Select all lines in the records that include "自由农民拥有份地保有权".

begin

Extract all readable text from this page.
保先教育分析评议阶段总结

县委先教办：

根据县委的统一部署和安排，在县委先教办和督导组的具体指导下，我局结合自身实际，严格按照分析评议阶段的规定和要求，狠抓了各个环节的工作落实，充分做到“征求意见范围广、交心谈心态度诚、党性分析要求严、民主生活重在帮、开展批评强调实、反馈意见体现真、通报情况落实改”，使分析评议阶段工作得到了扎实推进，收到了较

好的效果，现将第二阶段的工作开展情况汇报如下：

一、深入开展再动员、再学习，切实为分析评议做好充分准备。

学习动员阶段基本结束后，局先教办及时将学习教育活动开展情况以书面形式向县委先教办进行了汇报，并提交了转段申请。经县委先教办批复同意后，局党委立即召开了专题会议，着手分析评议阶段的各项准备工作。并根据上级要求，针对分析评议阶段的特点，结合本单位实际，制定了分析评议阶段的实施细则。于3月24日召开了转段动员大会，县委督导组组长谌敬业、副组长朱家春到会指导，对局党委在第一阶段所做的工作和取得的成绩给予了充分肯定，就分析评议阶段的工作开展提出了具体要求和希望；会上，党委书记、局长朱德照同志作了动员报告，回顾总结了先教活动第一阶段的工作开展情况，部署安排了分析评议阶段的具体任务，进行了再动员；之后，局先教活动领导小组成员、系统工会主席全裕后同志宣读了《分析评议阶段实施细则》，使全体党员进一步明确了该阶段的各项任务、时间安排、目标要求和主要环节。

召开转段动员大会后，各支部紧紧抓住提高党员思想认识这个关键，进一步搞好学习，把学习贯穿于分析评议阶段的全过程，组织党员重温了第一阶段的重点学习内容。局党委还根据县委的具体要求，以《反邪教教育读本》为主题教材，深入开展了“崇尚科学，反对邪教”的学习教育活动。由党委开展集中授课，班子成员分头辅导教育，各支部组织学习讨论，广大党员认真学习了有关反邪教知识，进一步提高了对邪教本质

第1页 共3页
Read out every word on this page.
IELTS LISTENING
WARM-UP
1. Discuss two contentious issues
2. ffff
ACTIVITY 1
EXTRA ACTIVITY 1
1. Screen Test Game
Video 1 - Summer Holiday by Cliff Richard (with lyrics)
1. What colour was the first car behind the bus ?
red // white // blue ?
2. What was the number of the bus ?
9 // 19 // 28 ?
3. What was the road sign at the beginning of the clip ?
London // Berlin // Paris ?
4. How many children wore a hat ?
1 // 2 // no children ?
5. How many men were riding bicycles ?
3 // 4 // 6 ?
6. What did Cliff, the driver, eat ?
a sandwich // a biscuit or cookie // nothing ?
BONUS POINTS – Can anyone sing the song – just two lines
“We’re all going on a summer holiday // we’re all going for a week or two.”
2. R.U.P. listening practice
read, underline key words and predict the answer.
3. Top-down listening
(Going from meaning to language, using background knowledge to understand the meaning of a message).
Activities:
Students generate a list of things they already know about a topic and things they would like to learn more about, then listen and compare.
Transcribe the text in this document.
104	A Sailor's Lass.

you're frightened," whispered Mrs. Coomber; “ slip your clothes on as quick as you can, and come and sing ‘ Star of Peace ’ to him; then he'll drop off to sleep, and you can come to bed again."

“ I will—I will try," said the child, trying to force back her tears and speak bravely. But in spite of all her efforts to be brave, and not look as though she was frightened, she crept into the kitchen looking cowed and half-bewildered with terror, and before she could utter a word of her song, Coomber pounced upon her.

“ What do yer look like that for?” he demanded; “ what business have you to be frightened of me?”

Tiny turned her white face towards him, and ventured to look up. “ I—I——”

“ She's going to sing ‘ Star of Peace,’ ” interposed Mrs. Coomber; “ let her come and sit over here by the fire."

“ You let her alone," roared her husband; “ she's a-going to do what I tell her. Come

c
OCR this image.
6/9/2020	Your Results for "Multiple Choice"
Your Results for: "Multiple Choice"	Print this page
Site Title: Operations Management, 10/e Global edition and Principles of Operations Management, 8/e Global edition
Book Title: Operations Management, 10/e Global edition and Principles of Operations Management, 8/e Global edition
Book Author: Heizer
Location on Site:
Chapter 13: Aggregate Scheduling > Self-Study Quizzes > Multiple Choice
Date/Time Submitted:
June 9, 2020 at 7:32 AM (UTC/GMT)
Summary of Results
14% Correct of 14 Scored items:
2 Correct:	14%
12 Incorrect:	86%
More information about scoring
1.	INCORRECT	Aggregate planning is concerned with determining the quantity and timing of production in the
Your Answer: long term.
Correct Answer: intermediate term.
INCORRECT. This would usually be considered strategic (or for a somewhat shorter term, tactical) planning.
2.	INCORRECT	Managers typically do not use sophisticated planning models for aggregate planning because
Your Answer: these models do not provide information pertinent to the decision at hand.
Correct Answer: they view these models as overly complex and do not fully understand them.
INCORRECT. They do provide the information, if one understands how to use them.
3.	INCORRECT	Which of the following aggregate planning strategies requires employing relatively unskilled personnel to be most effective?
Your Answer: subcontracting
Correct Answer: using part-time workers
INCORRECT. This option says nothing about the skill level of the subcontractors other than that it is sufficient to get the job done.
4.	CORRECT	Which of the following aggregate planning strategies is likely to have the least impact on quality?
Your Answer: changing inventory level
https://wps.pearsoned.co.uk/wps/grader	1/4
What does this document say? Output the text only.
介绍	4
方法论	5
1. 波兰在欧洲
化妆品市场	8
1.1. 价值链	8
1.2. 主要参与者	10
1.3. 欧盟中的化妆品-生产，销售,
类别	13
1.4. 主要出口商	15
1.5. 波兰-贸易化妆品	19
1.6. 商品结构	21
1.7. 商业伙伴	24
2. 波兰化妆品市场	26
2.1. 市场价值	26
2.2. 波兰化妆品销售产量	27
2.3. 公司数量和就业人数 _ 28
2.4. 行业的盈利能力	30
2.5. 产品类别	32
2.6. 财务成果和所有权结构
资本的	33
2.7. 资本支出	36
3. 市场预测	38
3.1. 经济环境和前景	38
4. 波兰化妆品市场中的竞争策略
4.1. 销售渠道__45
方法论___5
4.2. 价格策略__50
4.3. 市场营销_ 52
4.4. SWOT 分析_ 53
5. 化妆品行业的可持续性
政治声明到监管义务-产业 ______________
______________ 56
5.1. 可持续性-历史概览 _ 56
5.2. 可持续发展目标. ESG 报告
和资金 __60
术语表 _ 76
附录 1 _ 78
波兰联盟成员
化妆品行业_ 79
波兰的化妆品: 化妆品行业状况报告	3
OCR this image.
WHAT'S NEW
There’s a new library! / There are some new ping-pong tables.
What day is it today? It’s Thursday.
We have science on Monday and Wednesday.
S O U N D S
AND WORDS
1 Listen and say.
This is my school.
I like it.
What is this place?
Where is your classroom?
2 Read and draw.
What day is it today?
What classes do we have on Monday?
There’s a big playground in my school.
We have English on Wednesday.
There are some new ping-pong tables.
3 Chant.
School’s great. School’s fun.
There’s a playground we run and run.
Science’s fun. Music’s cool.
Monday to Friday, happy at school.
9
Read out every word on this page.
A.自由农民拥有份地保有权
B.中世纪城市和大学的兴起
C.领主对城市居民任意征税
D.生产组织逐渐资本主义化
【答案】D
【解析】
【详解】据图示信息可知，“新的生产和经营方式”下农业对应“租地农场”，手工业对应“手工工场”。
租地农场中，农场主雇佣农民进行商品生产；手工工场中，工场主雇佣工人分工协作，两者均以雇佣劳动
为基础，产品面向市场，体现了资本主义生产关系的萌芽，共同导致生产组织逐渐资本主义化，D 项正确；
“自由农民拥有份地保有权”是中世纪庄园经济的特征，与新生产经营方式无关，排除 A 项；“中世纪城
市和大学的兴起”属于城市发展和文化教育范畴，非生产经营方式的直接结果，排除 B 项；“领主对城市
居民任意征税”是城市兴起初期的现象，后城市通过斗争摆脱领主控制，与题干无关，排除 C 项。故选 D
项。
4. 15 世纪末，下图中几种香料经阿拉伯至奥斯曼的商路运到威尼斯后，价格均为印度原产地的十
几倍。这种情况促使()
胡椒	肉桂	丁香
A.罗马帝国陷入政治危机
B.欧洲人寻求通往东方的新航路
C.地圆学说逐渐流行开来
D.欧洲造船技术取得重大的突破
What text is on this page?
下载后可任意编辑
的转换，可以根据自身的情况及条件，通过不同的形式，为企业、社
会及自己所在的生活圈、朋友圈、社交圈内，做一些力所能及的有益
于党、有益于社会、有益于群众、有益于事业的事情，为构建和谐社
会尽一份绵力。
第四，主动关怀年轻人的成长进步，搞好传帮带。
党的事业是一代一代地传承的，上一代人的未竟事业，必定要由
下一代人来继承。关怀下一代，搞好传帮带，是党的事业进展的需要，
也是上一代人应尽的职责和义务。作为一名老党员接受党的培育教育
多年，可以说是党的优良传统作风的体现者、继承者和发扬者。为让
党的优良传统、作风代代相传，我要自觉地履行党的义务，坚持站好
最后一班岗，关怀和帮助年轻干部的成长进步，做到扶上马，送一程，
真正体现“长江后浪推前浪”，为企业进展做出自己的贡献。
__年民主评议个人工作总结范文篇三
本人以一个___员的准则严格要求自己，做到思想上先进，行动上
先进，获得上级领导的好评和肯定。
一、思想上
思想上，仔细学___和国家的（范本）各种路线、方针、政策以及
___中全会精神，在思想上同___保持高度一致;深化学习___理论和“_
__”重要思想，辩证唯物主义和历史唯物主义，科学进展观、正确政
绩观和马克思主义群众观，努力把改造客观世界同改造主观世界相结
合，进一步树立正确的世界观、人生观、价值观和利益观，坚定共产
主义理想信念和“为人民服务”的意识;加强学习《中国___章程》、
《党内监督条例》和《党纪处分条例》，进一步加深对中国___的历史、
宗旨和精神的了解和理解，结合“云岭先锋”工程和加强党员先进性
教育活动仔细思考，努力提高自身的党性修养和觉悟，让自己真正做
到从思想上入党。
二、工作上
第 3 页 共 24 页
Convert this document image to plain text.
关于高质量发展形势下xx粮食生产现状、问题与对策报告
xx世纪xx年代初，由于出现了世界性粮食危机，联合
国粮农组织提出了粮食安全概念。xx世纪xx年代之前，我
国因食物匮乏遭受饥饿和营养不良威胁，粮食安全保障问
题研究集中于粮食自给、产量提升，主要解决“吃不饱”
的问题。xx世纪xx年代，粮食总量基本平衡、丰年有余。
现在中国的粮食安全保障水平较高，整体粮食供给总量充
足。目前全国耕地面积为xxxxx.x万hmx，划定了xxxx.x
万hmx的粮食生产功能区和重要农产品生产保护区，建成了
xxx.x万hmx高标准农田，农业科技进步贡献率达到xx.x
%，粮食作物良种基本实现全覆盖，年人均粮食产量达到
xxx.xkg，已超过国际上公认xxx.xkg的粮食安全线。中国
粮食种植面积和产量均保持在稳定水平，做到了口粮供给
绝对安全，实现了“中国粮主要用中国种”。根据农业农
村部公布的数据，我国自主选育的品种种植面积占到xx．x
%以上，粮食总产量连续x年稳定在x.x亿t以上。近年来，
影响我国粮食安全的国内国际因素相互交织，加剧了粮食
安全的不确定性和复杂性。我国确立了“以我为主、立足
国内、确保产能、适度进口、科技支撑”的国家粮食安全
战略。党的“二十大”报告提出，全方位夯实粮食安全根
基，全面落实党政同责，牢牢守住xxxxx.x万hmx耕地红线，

end

### Right answer
A.自由农民拥有份地保有权
“自由农民拥有份地保有权”是中世纪庄园经济的特征，与新生产经营方式无关，排除 A 项；“中世纪城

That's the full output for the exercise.